WHAT THIS TASK INVOLVES:
Gather every line holding the string "OPERATION".

[Entries from a dataset]
╭──

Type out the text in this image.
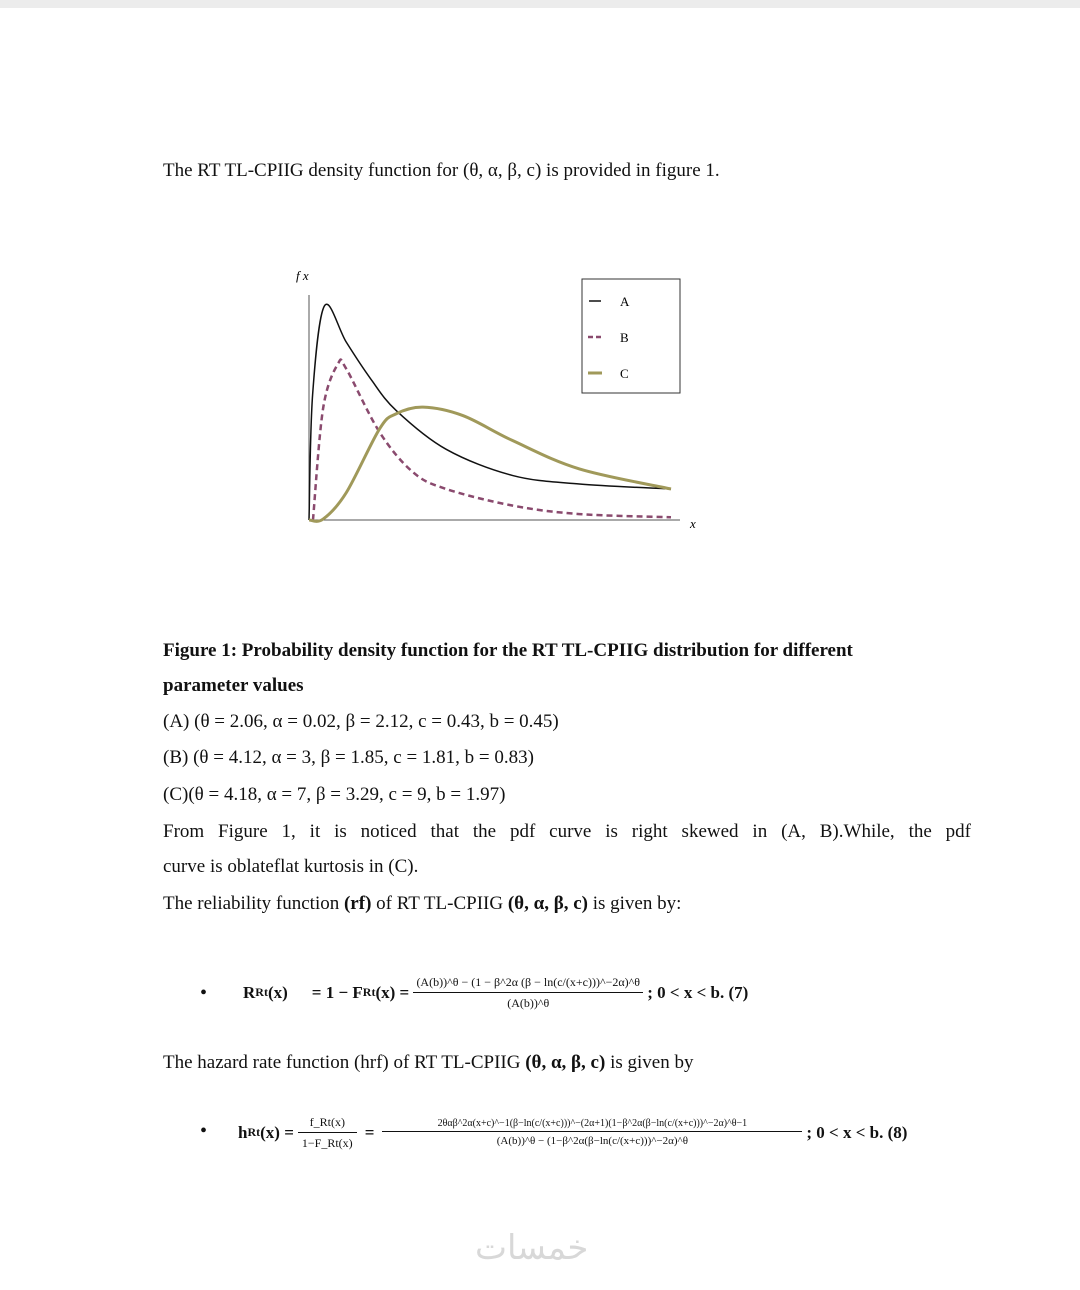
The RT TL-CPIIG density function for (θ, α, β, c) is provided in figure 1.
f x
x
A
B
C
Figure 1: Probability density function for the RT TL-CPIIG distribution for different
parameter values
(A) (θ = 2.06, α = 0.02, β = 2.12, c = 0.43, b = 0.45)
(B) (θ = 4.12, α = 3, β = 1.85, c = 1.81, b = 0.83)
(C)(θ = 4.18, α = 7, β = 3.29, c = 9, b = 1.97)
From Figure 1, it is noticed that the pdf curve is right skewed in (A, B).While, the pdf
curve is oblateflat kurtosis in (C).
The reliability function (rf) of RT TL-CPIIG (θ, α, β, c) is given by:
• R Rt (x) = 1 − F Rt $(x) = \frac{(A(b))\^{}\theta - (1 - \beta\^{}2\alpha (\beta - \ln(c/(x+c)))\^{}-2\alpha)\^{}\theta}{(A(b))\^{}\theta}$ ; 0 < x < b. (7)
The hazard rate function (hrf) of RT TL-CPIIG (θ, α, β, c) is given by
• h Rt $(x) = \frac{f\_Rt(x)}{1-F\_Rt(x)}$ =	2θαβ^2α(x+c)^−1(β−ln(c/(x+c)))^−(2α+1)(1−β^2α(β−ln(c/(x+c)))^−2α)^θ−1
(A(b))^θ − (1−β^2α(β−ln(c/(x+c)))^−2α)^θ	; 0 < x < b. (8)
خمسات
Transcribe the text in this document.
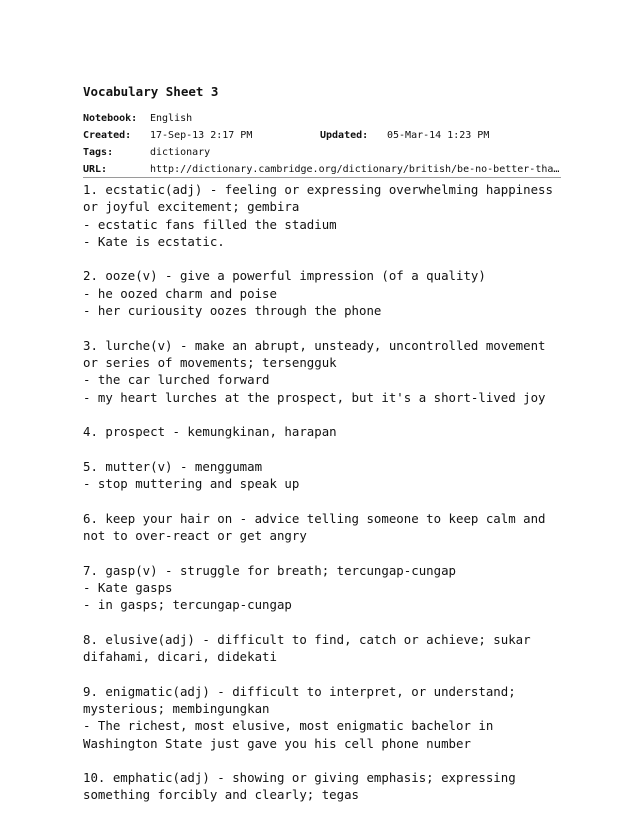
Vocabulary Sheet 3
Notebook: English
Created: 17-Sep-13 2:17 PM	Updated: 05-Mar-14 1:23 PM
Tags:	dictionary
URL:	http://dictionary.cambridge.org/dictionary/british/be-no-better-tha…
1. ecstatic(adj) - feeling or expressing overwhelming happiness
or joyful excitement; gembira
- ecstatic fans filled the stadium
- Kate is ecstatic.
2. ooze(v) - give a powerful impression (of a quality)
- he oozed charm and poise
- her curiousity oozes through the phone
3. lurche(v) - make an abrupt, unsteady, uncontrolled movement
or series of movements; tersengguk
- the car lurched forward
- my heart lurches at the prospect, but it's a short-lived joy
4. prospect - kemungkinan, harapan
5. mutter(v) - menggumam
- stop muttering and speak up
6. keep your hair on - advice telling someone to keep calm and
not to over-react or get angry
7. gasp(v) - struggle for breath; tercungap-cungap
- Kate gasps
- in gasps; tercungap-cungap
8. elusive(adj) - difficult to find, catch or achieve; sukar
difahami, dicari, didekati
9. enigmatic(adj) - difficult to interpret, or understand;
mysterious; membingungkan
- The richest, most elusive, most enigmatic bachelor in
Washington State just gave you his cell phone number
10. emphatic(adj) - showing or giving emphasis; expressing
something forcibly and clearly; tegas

╰──
╭──

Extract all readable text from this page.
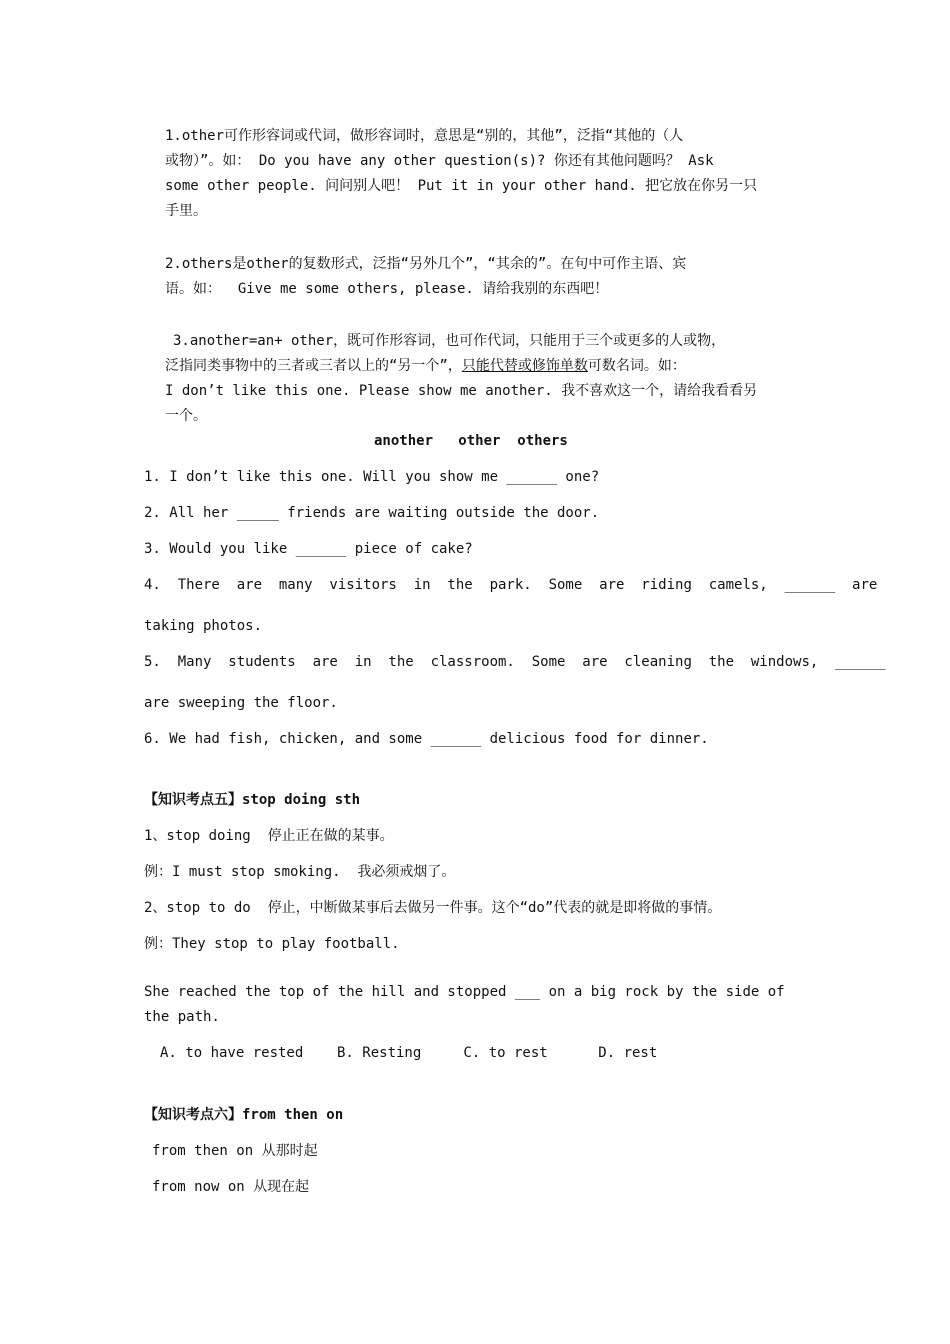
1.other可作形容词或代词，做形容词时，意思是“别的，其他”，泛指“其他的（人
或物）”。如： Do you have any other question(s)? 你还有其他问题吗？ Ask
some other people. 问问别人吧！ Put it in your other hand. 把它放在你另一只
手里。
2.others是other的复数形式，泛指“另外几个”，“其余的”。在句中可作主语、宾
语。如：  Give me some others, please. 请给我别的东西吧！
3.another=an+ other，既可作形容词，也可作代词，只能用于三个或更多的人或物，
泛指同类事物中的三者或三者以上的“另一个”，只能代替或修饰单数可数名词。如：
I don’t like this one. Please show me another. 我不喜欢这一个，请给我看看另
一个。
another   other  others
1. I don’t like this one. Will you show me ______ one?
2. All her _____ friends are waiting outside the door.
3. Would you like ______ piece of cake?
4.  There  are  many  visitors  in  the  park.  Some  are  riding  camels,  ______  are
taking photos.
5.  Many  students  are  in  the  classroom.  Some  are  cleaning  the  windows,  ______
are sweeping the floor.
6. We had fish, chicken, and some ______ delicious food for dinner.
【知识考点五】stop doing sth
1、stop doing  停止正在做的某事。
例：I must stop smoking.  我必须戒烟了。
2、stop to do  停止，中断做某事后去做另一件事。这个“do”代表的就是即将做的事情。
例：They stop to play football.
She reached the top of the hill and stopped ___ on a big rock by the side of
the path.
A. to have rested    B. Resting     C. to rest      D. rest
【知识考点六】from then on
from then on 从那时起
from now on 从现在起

╰──
╭──

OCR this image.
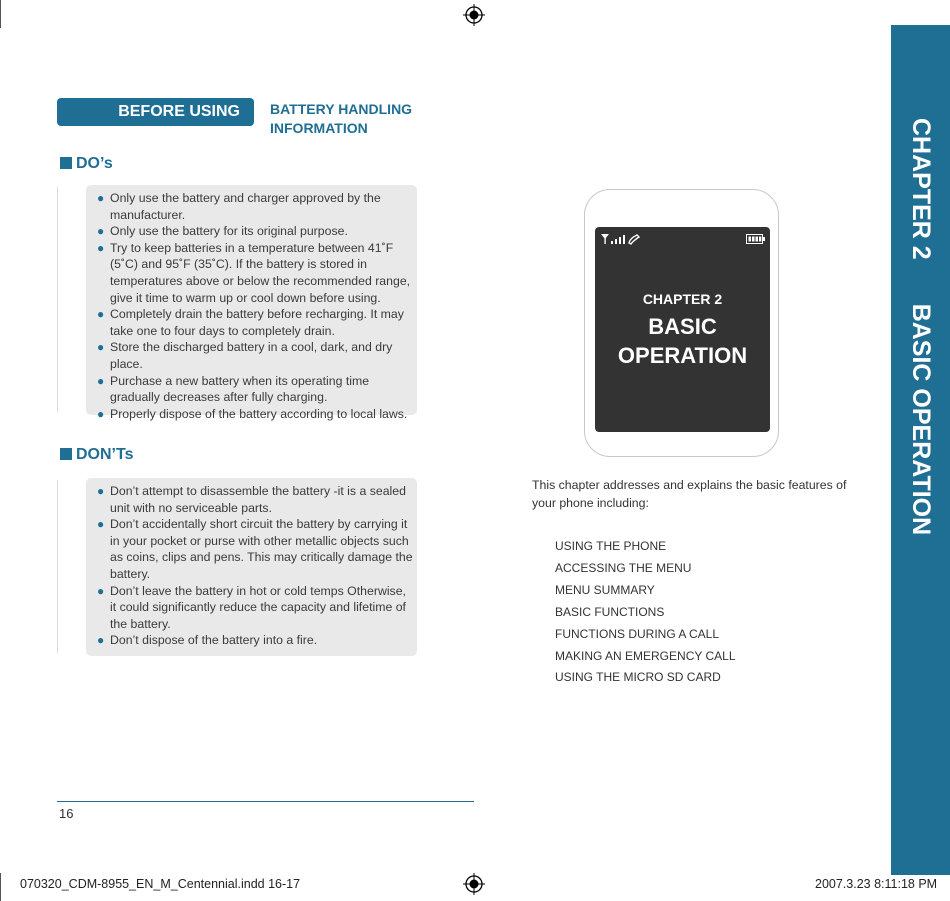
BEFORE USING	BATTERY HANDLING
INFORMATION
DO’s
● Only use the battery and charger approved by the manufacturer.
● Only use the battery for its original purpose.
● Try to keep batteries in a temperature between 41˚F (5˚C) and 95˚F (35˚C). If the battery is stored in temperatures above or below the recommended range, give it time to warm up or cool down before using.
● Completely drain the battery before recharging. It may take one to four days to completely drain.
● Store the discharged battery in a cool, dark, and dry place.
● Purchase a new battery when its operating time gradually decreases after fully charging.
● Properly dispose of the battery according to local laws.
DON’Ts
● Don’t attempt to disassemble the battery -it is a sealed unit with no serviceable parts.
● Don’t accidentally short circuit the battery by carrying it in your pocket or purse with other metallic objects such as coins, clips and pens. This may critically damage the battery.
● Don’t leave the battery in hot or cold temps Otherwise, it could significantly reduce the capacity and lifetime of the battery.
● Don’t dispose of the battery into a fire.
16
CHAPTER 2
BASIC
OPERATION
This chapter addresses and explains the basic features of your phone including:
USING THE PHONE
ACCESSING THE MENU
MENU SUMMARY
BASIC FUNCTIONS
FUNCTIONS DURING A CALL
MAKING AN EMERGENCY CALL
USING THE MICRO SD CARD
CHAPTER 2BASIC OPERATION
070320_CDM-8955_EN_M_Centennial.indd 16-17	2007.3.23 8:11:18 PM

╰──

TASK RESULT:
OPERATION
CHAPTER 2BASIC OPERATION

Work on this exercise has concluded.